# RECORDS SUPPLIED:
* * * *

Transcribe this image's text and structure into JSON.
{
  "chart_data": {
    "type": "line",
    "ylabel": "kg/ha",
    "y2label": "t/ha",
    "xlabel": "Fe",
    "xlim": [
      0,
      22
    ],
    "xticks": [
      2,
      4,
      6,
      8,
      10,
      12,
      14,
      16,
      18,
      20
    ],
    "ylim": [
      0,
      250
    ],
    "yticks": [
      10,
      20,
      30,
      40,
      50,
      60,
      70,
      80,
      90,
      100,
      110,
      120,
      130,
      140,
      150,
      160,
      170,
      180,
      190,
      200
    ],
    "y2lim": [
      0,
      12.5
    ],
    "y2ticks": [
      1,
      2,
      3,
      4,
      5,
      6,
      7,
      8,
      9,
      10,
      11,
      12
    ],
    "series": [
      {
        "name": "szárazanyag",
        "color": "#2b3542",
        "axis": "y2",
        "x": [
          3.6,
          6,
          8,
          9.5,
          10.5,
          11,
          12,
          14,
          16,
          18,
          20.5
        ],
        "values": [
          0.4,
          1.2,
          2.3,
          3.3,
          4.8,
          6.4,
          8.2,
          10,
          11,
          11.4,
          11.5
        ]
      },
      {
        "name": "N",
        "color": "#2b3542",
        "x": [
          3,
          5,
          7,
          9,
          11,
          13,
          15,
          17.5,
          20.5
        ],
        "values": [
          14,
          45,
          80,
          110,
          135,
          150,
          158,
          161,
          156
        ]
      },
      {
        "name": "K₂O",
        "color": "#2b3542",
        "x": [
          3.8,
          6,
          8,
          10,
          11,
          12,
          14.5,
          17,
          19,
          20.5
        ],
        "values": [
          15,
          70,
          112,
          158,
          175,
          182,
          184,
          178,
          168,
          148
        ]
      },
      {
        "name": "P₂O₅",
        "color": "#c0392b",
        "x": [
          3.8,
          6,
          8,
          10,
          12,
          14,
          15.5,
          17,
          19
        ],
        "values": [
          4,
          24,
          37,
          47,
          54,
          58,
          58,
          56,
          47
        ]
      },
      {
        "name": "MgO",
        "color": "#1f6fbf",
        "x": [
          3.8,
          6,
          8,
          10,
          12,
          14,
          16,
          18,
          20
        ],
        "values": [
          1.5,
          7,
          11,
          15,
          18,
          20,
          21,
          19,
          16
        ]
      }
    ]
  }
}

* * * *

All of the material above needs to be copied exactly.

# CORRECT OUTPUT:
Transcribe this image's text and structure into JSON.
{
  "chart_data": {
    "type": "line",
    "ylabel": "kg/ha",
    "y2label": "t/ha",
    "xlabel": "Fe",
    "xlim": [
      0,
      22
    ],
    "xticks": [
      2,
      4,
      6,
      8,
      10,
      12,
      14,
      16,
      18,
      20
    ],
    "ylim": [
      0,
      250
    ],
    "yticks": [
      10,
      20,
      30,
      40,
      50,
      60,
      70,
      80,
      90,
      100,
      110,
      120,
      130,
      140,
      150,
      160,
      170,
      180,
      190,
      200
    ],
    "y2lim": [
      0,
      12.5
    ],
    "y2ticks": [
      1,
      2,
      3,
      4,
      5,
      6,
      7,
      8,
      9,
      10,
      11,
      12
    ],
    "series": [
      {
        "name": "szárazanyag",
        "color": "#2b3542",
        "axis": "y2",
        "x": [
          3.6,
          6,
          8,
          9.5,
          10.5,
          11,
          12,
          14,
          16,
          18,
          20.5
        ],
        "values": [
          0.4,
          1.2,
          2.3,
          3.3,
          4.8,
          6.4,
          8.2,
          10,
          11,
          11.4,
          11.5
        ]
      },
      {
        "name": "N",
        "color": "#2b3542",
        "x": [
          3,
          5,
          7,
          9,
          11,
          13,
          15,
          17.5,
          20.5
        ],
        "values": [
          14,
          45,
          80,
          110,
          135,
          150,
          158,
          161,
          156
        ]
      },
      {
        "name": "K₂O",
        "color": "#2b3542",
        "x": [
          3.8,
          6,
          8,
          10,
          11,
          12,
          14.5,
          17,
          19,
          20.5
        ],
        "values": [
          15,
          70,
          112,
          158,
          175,
          182,
          184,
          178,
          168,
          148
        ]
      },
      {
        "name": "P₂O₅",
        "color": "#c0392b",
        "x": [
          3.8,
          6,
          8,
          10,
          12,
          14,
          15.5,
          17,
          19
        ],
        "values": [
          4,
          24,
          37,
          47,
          54,
          58,
          58,
          56,
          47
        ]
      },
      {
        "name": "MgO",
        "color": "#1f6fbf",
        "x": [
          3.8,
          6,
          8,
          10,
          12,
          14,
          16,
          18,
          20
        ],
        "values": [
          1.5,
          7,
          11,
          15,
          18,
          20,
          21,
          19,
          16
        ]
      }
    ]
  }
}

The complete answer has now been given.